▸ TASK REQUIREMENTS
Output all of the data below exactly as given.

▸ RECORDS PROVIDED
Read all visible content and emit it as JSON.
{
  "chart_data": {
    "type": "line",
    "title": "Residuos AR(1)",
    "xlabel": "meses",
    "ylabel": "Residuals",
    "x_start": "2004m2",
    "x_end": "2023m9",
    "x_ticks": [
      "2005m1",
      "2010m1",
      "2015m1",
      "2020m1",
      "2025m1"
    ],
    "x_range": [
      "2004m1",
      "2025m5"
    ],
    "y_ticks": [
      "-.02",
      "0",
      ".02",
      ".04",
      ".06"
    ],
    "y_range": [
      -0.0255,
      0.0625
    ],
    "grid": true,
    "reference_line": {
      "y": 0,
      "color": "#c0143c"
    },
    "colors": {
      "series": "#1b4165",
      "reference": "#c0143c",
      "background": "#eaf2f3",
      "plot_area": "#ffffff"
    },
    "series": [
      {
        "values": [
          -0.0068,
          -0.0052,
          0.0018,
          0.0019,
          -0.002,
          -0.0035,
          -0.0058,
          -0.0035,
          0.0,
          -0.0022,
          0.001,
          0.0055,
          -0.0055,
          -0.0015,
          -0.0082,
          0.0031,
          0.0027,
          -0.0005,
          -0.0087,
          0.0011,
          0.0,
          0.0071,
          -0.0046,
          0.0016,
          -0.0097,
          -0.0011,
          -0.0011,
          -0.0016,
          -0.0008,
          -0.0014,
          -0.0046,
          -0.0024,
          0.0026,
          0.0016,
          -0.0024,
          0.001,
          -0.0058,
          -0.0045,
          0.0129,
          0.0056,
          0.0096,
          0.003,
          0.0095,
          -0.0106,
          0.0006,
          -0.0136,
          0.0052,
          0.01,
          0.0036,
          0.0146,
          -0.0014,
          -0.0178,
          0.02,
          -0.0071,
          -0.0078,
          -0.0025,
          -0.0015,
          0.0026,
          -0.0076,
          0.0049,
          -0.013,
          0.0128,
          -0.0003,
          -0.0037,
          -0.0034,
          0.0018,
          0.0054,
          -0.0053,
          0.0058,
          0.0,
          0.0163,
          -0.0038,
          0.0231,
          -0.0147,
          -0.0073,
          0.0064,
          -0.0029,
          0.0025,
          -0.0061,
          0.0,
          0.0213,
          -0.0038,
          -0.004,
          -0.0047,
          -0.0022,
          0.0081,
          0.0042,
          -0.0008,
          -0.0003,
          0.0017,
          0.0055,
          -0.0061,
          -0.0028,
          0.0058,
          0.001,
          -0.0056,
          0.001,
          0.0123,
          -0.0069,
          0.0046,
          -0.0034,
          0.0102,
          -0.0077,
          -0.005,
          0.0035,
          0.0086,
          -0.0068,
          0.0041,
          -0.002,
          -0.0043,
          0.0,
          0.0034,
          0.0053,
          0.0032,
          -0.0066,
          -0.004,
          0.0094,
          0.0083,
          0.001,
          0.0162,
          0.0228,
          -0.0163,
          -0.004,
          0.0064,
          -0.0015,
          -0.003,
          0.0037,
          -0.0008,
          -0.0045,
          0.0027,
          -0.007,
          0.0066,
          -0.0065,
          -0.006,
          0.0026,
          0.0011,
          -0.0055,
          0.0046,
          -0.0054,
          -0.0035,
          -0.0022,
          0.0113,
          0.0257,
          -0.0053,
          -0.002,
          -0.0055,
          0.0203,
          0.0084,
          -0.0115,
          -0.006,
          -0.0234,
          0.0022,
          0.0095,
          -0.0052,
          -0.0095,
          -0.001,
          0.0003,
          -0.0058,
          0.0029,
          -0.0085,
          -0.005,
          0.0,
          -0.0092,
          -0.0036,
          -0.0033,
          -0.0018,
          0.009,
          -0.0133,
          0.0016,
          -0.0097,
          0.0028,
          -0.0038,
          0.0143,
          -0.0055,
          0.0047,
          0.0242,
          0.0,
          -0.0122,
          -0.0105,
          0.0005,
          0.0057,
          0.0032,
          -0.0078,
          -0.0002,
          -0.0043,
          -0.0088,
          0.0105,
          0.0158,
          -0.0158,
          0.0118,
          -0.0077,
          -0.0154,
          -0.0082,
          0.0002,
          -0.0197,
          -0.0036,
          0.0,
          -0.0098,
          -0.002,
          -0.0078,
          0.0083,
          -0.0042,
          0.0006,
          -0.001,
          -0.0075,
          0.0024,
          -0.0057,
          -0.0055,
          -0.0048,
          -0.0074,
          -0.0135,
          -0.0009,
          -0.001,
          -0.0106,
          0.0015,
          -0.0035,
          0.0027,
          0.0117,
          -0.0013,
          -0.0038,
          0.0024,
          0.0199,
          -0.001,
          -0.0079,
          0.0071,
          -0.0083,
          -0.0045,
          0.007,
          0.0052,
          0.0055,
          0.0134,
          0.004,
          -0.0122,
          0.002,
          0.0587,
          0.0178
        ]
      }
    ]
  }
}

▸ EXPECTED ANSWER
Read all visible content and emit it as JSON.
{
  "chart_data": {
    "type": "line",
    "title": "Residuos AR(1)",
    "xlabel": "meses",
    "ylabel": "Residuals",
    "x_start": "2004m2",
    "x_end": "2023m9",
    "x_ticks": [
      "2005m1",
      "2010m1",
      "2015m1",
      "2020m1",
      "2025m1"
    ],
    "x_range": [
      "2004m1",
      "2025m5"
    ],
    "y_ticks": [
      "-.02",
      "0",
      ".02",
      ".04",
      ".06"
    ],
    "y_range": [
      -0.0255,
      0.0625
    ],
    "grid": true,
    "reference_line": {
      "y": 0,
      "color": "#c0143c"
    },
    "colors": {
      "series": "#1b4165",
      "reference": "#c0143c",
      "background": "#eaf2f3",
      "plot_area": "#ffffff"
    },
    "series": [
      {
        "values": [
          -0.0068,
          -0.0052,
          0.0018,
          0.0019,
          -0.002,
          -0.0035,
          -0.0058,
          -0.0035,
          0.0,
          -0.0022,
          0.001,
          0.0055,
          -0.0055,
          -0.0015,
          -0.0082,
          0.0031,
          0.0027,
          -0.0005,
          -0.0087,
          0.0011,
          0.0,
          0.0071,
          -0.0046,
          0.0016,
          -0.0097,
          -0.0011,
          -0.0011,
          -0.0016,
          -0.0008,
          -0.0014,
          -0.0046,
          -0.0024,
          0.0026,
          0.0016,
          -0.0024,
          0.001,
          -0.0058,
          -0.0045,
          0.0129,
          0.0056,
          0.0096,
          0.003,
          0.0095,
          -0.0106,
          0.0006,
          -0.0136,
          0.0052,
          0.01,
          0.0036,
          0.0146,
          -0.0014,
          -0.0178,
          0.02,
          -0.0071,
          -0.0078,
          -0.0025,
          -0.0015,
          0.0026,
          -0.0076,
          0.0049,
          -0.013,
          0.0128,
          -0.0003,
          -0.0037,
          -0.0034,
          0.0018,
          0.0054,
          -0.0053,
          0.0058,
          0.0,
          0.0163,
          -0.0038,
          0.0231,
          -0.0147,
          -0.0073,
          0.0064,
          -0.0029,
          0.0025,
          -0.0061,
          0.0,
          0.0213,
          -0.0038,
          -0.004,
          -0.0047,
          -0.0022,
          0.0081,
          0.0042,
          -0.0008,
          -0.0003,
          0.0017,
          0.0055,
          -0.0061,
          -0.0028,
          0.0058,
          0.001,
          -0.0056,
          0.001,
          0.0123,
          -0.0069,
          0.0046,
          -0.0034,
          0.0102,
          -0.0077,
          -0.005,
          0.0035,
          0.0086,
          -0.0068,
          0.0041,
          -0.002,
          -0.0043,
          0.0,
          0.0034,
          0.0053,
          0.0032,
          -0.0066,
          -0.004,
          0.0094,
          0.0083,
          0.001,
          0.0162,
          0.0228,
          -0.0163,
          -0.004,
          0.0064,
          -0.0015,
          -0.003,
          0.0037,
          -0.0008,
          -0.0045,
          0.0027,
          -0.007,
          0.0066,
          -0.0065,
          -0.006,
          0.0026,
          0.0011,
          -0.0055,
          0.0046,
          -0.0054,
          -0.0035,
          -0.0022,
          0.0113,
          0.0257,
          -0.0053,
          -0.002,
          -0.0055,
          0.0203,
          0.0084,
          -0.0115,
          -0.006,
          -0.0234,
          0.0022,
          0.0095,
          -0.0052,
          -0.0095,
          -0.001,
          0.0003,
          -0.0058,
          0.0029,
          -0.0085,
          -0.005,
          0.0,
          -0.0092,
          -0.0036,
          -0.0033,
          -0.0018,
          0.009,
          -0.0133,
          0.0016,
          -0.0097,
          0.0028,
          -0.0038,
          0.0143,
          -0.0055,
          0.0047,
          0.0242,
          0.0,
          -0.0122,
          -0.0105,
          0.0005,
          0.0057,
          0.0032,
          -0.0078,
          -0.0002,
          -0.0043,
          -0.0088,
          0.0105,
          0.0158,
          -0.0158,
          0.0118,
          -0.0077,
          -0.0154,
          -0.0082,
          0.0002,
          -0.0197,
          -0.0036,
          0.0,
          -0.0098,
          -0.002,
          -0.0078,
          0.0083,
          -0.0042,
          0.0006,
          -0.001,
          -0.0075,
          0.0024,
          -0.0057,
          -0.0055,
          -0.0048,
          -0.0074,
          -0.0135,
          -0.0009,
          -0.001,
          -0.0106,
          0.0015,
          -0.0035,
          0.0027,
          0.0117,
          -0.0013,
          -0.0038,
          0.0024,
          0.0199,
          -0.001,
          -0.0079,
          0.0071,
          -0.0083,
          -0.0045,
          0.007,
          0.0052,
          0.0055,
          0.0134,
          0.004,
          -0.0122,
          0.002,
          0.0587,
          0.0178
        ]
      }
    ]
  }
}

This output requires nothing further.